▶ [Set problem]
Determine the number of lines in the listing below where the string "sensor" occurs; answer with the number alone.
= = = = = = =
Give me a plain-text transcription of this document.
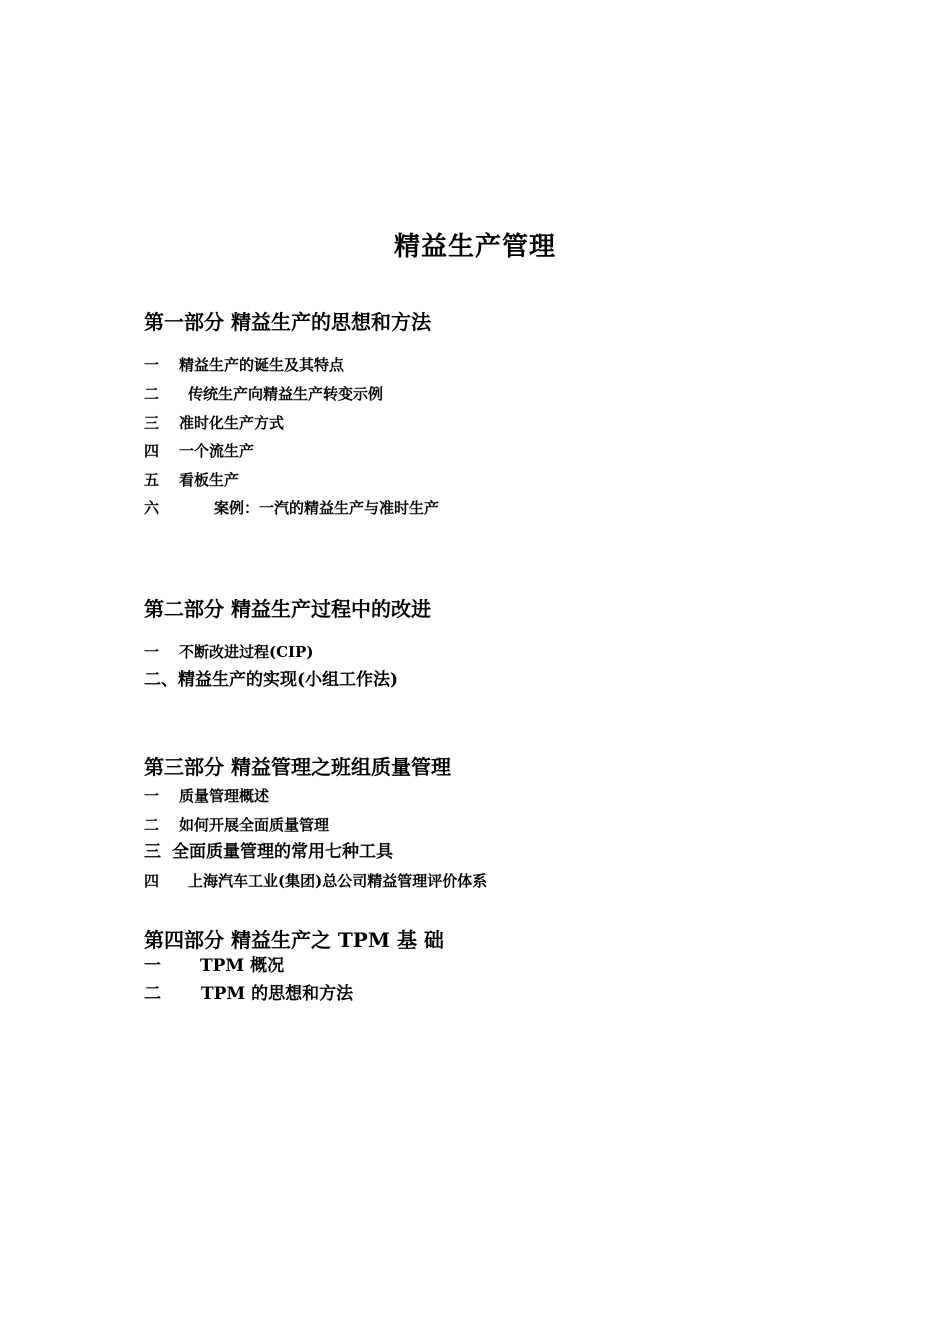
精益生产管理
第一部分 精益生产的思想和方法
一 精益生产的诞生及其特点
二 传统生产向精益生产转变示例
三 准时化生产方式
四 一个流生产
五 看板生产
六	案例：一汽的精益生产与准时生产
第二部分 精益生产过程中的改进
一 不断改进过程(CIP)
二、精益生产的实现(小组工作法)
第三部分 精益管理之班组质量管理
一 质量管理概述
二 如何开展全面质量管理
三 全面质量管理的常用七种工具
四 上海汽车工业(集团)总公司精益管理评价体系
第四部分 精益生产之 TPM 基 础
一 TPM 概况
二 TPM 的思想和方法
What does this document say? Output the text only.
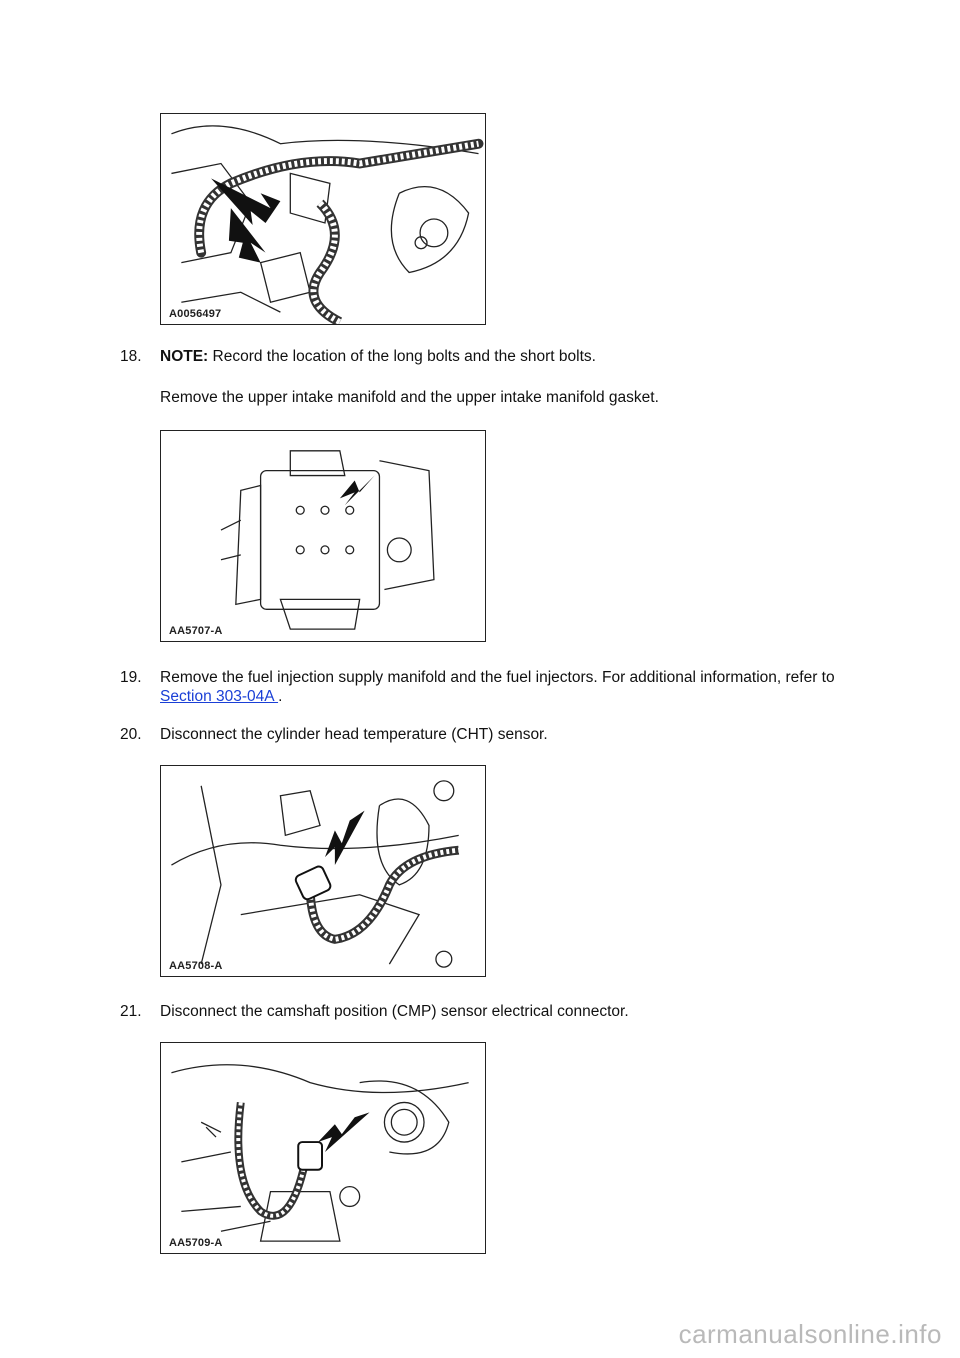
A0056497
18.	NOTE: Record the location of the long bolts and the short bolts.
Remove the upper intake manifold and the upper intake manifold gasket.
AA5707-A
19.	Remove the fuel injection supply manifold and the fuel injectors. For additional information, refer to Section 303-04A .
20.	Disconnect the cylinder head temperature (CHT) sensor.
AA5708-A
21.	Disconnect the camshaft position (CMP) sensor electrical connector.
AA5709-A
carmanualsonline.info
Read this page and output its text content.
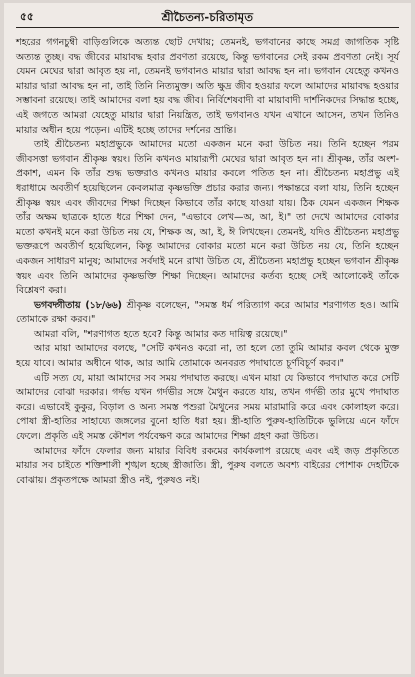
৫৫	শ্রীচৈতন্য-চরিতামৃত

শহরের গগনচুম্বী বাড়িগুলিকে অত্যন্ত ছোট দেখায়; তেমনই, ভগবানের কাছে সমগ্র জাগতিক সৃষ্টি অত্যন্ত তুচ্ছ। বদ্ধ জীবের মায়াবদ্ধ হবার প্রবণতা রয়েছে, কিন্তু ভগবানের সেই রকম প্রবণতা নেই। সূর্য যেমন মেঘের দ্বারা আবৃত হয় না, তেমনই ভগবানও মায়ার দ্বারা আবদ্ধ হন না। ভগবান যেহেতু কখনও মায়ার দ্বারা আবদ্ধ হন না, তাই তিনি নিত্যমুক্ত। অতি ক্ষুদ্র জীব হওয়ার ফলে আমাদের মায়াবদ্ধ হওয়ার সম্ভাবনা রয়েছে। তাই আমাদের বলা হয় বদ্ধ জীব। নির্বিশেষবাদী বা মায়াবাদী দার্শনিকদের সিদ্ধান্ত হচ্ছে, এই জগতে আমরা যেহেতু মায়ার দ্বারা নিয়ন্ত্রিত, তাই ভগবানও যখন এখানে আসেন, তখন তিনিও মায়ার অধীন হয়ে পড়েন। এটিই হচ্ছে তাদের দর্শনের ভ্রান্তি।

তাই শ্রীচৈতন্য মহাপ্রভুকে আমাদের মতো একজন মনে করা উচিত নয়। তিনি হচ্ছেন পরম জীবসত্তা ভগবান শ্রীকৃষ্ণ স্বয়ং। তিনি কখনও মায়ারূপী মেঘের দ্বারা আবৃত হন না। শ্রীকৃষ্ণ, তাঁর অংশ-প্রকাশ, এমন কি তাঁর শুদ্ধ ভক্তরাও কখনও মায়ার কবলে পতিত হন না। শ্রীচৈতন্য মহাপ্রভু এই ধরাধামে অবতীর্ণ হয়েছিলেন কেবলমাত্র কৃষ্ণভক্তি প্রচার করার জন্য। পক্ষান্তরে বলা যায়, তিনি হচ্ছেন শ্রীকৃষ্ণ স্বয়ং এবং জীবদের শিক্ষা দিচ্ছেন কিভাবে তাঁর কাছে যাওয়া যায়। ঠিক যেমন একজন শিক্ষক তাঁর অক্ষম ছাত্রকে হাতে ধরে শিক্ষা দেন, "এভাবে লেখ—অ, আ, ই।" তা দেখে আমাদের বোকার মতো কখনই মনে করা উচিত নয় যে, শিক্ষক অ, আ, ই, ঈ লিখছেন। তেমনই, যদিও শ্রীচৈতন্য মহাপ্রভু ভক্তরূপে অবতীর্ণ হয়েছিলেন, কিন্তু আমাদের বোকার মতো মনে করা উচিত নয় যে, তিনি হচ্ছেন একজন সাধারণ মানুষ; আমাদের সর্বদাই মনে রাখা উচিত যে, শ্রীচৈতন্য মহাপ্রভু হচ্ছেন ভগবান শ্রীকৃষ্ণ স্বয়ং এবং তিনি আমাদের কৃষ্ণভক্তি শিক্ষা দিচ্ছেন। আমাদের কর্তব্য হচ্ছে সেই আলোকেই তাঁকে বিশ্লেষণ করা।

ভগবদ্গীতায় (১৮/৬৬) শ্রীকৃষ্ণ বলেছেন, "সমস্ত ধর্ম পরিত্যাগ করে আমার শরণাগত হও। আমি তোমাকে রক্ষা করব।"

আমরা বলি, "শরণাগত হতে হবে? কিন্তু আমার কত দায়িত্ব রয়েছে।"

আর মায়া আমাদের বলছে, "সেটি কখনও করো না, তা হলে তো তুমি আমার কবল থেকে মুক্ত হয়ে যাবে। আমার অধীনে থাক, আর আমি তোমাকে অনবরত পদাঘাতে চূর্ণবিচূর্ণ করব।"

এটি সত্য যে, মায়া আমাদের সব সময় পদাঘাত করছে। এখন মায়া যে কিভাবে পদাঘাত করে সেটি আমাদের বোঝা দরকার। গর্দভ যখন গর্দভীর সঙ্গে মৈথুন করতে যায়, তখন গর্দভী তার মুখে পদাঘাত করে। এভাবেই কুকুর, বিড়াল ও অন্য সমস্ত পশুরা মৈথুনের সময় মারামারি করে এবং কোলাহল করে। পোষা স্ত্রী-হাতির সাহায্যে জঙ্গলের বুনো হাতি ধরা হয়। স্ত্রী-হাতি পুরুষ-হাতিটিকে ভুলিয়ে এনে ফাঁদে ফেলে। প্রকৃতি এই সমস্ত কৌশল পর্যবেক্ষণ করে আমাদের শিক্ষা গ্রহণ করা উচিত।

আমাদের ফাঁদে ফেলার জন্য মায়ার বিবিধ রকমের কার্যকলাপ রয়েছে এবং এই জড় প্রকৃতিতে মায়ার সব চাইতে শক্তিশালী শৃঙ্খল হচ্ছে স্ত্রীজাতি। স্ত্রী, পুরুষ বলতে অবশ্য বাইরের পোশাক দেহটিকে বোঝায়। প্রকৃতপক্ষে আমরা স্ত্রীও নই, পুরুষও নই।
= = = = = = =
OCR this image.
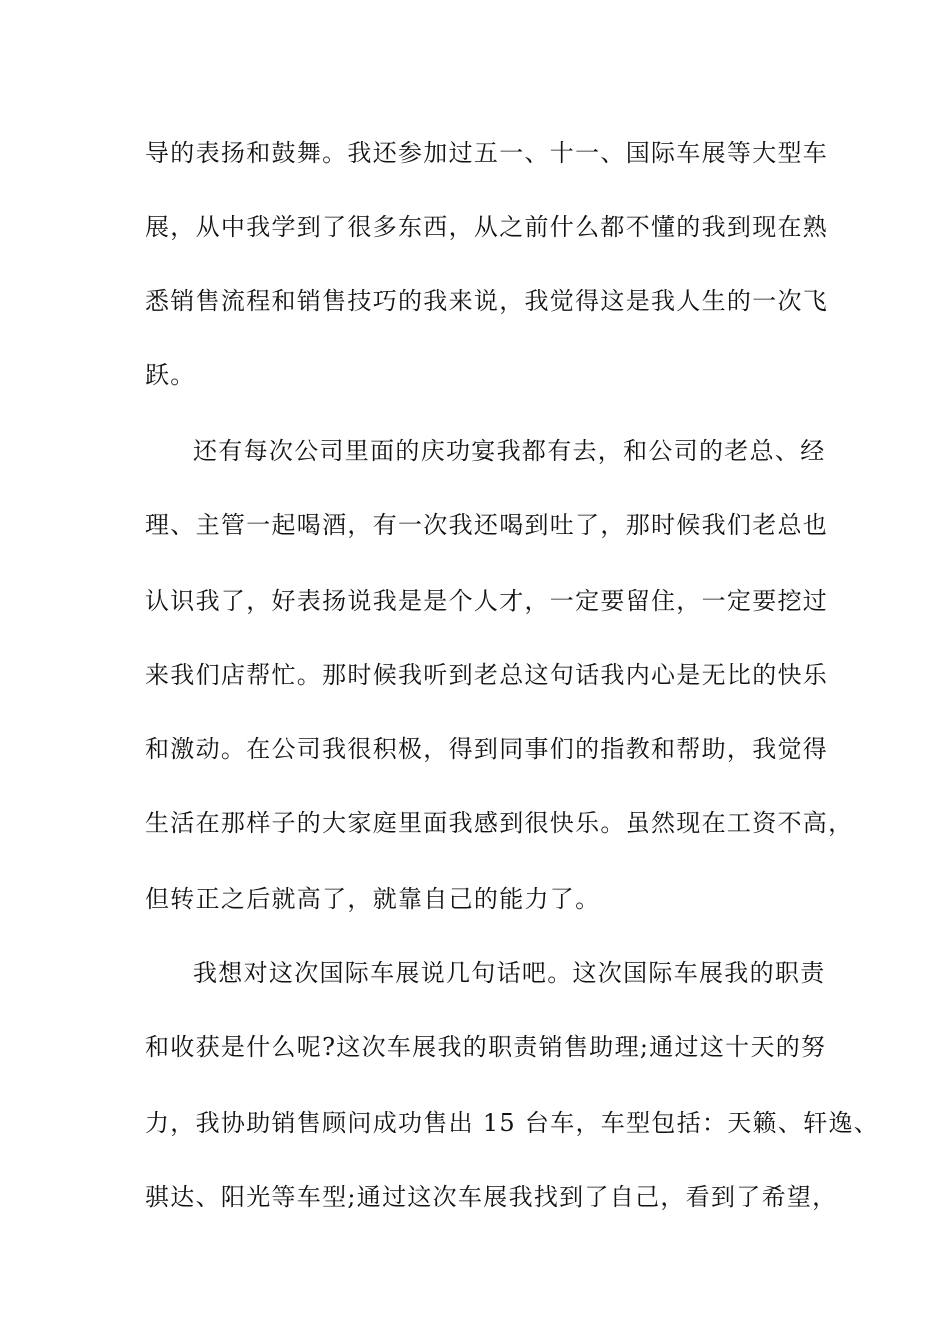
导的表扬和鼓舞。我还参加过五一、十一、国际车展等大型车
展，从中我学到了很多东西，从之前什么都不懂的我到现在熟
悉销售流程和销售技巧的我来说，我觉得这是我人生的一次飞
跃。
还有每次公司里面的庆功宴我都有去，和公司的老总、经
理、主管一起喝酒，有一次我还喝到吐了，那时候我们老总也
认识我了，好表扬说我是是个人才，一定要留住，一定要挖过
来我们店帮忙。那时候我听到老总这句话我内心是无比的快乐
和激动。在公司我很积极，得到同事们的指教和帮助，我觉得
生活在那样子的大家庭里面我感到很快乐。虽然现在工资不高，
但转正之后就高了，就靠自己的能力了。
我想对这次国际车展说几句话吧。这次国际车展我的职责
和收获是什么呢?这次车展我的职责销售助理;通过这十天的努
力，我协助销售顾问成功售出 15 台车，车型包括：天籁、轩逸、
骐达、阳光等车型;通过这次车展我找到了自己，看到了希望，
= = = = = = =
▶ [Exercise answer]
2